## WHAT NEEDS TO BE DONE
Print out the entire listing verbatim.

## EXERCISE MATERIALS

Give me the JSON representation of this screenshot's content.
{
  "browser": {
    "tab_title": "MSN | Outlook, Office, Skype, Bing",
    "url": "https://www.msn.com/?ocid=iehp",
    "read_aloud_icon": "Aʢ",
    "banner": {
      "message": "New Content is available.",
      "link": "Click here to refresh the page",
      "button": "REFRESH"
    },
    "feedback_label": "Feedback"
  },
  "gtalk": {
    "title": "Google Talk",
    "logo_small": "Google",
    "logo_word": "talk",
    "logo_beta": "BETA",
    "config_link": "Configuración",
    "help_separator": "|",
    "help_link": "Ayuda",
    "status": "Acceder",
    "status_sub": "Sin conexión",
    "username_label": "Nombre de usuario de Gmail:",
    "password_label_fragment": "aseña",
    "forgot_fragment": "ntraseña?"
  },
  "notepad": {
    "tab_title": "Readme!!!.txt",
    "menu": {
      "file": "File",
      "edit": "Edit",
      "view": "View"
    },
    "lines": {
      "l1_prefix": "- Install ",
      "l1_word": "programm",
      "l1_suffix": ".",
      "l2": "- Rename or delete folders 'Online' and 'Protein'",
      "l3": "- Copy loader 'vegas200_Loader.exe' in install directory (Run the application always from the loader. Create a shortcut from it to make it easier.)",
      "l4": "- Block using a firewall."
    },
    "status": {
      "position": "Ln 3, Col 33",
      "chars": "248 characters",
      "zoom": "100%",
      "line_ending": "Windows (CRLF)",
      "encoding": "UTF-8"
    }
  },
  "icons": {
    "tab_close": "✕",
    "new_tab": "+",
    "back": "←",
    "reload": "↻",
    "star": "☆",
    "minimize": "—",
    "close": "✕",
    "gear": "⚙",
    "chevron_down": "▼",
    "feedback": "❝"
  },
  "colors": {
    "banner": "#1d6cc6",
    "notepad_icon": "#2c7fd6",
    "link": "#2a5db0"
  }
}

## TASK RESPONSE
Give me the JSON representation of this screenshot's content.
{
  "browser": {
    "tab_title": "MSN | Outlook, Office, Skype, Bing",
    "url": "https://www.msn.com/?ocid=iehp",
    "read_aloud_icon": "Aʢ",
    "banner": {
      "message": "New Content is available.",
      "link": "Click here to refresh the page",
      "button": "REFRESH"
    },
    "feedback_label": "Feedback"
  },
  "gtalk": {
    "title": "Google Talk",
    "logo_small": "Google",
    "logo_word": "talk",
    "logo_beta": "BETA",
    "config_link": "Configuración",
    "help_separator": "|",
    "help_link": "Ayuda",
    "status": "Acceder",
    "status_sub": "Sin conexión",
    "username_label": "Nombre de usuario de Gmail:",
    "password_label_fragment": "aseña",
    "forgot_fragment": "ntraseña?"
  },
  "notepad": {
    "tab_title": "Readme!!!.txt",
    "menu": {
      "file": "File",
      "edit": "Edit",
      "view": "View"
    },
    "lines": {
      "l1_prefix": "- Install ",
      "l1_word": "programm",
      "l1_suffix": ".",
      "l2": "- Rename or delete folders 'Online' and 'Protein'",
      "l3": "- Copy loader 'vegas200_Loader.exe' in install directory (Run the application always from the loader. Create a shortcut from it to make it easier.)",
      "l4": "- Block using a firewall."
    },
    "status": {
      "position": "Ln 3, Col 33",
      "chars": "248 characters",
      "zoom": "100%",
      "line_ending": "Windows (CRLF)",
      "encoding": "UTF-8"
    }
  },
  "icons": {
    "tab_close": "✕",
    "new_tab": "+",
    "back": "←",
    "reload": "↻",
    "star": "☆",
    "minimize": "—",
    "close": "✕",
    "gear": "⚙",
    "chevron_down": "▼",
    "feedback": "❝"
  },
  "colors": {
    "banner": "#1d6cc6",
    "notepad_icon": "#2c7fd6",
    "link": "#2a5db0"
  }
}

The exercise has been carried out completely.